Recorded data:
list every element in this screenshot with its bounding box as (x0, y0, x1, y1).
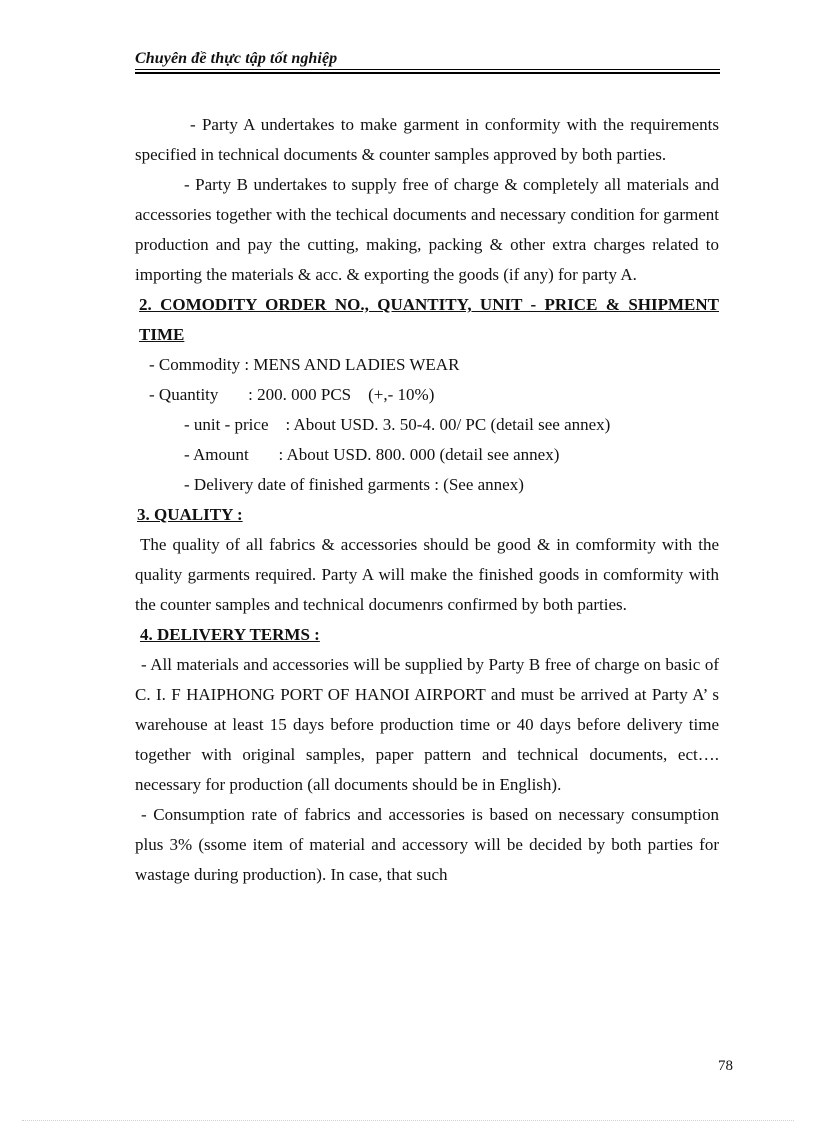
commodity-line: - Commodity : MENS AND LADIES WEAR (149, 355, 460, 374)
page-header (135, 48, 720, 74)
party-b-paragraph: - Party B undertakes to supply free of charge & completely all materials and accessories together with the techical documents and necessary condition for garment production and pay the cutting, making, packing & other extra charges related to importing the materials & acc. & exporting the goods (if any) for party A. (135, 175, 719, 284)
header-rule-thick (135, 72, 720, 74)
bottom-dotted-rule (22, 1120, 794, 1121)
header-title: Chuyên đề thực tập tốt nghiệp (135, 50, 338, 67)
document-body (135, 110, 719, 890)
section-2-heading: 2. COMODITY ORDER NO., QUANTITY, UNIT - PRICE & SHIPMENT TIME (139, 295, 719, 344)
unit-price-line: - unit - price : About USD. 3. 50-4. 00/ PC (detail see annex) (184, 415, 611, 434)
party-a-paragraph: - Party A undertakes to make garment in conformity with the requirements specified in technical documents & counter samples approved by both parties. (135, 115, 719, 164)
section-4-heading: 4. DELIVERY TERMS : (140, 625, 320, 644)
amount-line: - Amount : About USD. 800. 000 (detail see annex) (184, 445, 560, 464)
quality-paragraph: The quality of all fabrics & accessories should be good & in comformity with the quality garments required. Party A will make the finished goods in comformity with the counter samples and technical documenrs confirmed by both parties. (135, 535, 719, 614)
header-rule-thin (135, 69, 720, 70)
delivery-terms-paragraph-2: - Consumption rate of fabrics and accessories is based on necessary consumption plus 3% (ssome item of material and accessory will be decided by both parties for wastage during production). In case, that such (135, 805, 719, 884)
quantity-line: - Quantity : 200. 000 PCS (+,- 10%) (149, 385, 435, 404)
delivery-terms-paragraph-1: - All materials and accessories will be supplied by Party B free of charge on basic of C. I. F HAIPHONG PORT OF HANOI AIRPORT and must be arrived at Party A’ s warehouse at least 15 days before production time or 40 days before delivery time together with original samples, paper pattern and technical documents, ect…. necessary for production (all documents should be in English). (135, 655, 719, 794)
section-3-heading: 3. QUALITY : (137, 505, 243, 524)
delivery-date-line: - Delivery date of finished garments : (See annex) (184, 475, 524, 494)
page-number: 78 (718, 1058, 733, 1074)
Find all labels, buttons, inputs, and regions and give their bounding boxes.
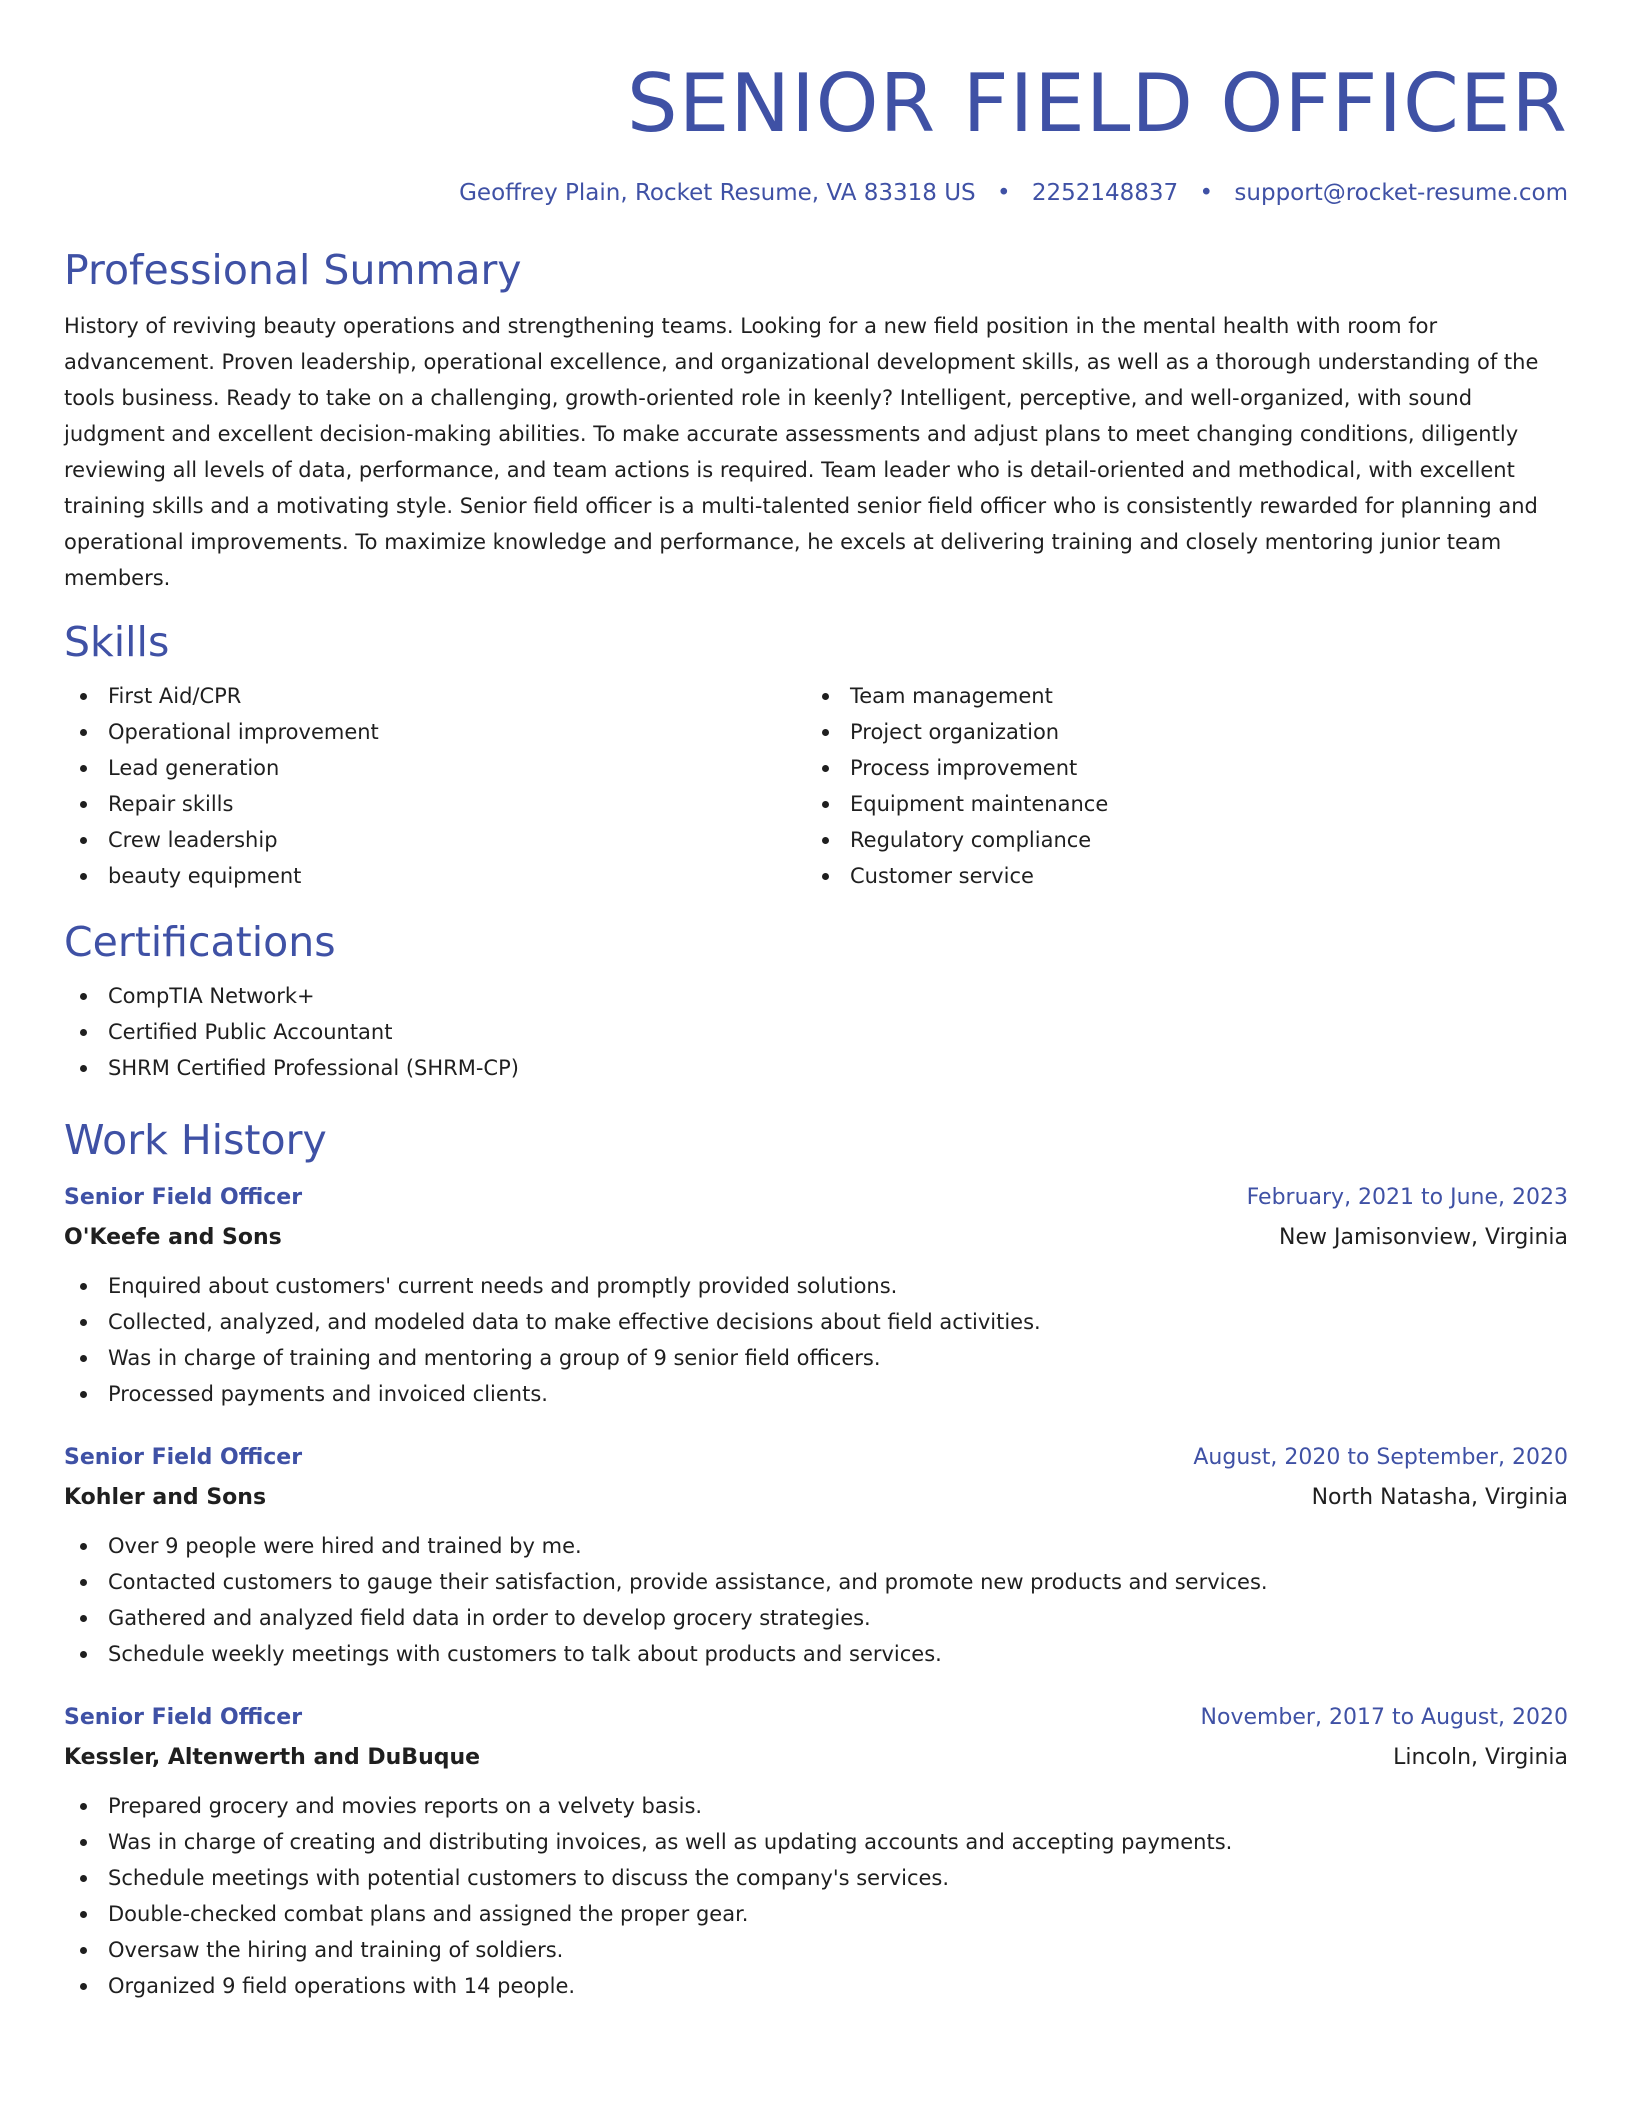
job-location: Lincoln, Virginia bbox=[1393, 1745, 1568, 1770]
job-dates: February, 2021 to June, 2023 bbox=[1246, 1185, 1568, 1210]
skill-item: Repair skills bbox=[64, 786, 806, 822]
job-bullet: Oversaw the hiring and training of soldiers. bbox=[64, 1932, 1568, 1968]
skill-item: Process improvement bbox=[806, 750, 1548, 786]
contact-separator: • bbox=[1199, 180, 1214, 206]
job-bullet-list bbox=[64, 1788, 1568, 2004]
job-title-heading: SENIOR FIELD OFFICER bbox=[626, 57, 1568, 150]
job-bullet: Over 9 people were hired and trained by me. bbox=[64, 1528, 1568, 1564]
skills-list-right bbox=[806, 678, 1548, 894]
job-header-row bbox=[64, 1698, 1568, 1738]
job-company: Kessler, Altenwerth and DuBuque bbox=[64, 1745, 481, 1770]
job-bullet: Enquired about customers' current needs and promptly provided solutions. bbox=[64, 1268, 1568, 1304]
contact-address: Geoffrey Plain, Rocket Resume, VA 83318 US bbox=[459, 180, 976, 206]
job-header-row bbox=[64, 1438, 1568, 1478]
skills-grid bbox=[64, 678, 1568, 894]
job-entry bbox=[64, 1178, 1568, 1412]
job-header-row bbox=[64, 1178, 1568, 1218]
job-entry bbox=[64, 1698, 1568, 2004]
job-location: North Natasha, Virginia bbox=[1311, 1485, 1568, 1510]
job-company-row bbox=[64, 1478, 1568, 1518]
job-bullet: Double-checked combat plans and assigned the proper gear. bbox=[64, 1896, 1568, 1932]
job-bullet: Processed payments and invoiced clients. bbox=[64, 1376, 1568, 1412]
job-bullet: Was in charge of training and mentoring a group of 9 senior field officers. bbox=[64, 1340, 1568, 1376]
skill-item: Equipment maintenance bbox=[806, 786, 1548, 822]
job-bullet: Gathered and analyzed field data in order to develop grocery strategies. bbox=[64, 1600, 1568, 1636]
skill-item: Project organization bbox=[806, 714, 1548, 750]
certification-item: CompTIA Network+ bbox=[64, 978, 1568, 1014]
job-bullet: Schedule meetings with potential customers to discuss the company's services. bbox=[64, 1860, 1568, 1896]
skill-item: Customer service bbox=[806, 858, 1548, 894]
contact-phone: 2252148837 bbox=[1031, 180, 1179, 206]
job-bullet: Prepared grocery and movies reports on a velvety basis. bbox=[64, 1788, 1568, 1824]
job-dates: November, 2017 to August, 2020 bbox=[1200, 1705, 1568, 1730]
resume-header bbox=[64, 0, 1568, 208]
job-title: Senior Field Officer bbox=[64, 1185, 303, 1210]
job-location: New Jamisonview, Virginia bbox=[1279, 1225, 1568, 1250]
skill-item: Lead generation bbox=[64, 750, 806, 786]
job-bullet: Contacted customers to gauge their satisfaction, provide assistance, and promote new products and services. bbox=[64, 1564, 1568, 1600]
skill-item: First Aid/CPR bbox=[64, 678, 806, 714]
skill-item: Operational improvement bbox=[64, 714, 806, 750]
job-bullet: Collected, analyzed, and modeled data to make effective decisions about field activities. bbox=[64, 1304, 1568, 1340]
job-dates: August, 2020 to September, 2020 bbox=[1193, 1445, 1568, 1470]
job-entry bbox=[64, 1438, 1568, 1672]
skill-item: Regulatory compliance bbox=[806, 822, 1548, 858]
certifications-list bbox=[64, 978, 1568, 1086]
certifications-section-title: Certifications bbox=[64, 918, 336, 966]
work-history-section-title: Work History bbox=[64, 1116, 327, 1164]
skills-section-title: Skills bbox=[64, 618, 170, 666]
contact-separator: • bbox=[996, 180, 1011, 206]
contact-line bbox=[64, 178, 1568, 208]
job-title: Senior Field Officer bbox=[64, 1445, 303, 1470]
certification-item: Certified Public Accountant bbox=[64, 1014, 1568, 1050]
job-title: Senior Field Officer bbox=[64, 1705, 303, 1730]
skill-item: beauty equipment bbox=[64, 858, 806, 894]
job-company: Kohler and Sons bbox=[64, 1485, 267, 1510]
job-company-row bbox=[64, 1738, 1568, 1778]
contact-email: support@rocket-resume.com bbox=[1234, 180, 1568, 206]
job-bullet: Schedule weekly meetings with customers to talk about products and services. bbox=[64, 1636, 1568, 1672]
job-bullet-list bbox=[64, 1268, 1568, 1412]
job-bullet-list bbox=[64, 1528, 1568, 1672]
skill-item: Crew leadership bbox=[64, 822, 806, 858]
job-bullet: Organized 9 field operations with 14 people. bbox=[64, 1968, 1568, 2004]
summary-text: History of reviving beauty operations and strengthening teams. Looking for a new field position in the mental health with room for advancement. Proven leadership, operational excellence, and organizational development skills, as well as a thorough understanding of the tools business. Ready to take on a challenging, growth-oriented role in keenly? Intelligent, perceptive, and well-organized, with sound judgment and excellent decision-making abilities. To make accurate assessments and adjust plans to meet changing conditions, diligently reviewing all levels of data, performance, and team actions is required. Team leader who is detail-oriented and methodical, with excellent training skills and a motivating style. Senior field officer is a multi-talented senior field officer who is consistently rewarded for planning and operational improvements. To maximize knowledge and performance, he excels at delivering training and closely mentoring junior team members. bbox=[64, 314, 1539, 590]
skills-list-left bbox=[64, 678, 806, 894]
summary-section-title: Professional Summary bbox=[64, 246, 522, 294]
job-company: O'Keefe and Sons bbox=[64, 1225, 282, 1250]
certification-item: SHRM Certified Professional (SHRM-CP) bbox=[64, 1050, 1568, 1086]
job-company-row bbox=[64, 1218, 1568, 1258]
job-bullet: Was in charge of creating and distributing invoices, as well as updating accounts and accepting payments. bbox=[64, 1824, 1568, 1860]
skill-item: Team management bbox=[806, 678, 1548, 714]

» **Problem description**
Copy out, without any change, the lines of the data above from the line containing "commodity-line: - Commodity" through the line containing "amount-line: - Amount", both included.

» **Exercise answer**
commodity-line: - Commodity : MENS AND LADIES WEAR (149, 355, 460, 374)
page-header (135, 48, 720, 74)
party-b-paragraph: - Party B undertakes to supply free of charge & completely all materials and accessories together with the techical documents and necessary condition for garment production and pay the cutting, making, packing & other extra charges related to importing the materials & acc. & exporting the goods (if any) for party A. (135, 175, 719, 284)
header-rule-thick (135, 72, 720, 74)
bottom-dotted-rule (22, 1120, 794, 1121)
header-title: Chuyên đề thực tập tốt nghiệp (135, 50, 338, 67)
document-body (135, 110, 719, 890)
section-2-heading: 2. COMODITY ORDER NO., QUANTITY, UNIT - PRICE & SHIPMENT TIME (139, 295, 719, 344)
unit-price-line: - unit - price : About USD. 3. 50-4. 00/ PC (detail see annex) (184, 415, 611, 434)
party-a-paragraph: - Party A undertakes to make garment in conformity with the requirements specified in technical documents & counter samples approved by both parties. (135, 115, 719, 164)
section-4-heading: 4. DELIVERY TERMS : (140, 625, 320, 644)
amount-line: - Amount : About USD. 800. 000 (detail see annex) (184, 445, 560, 464)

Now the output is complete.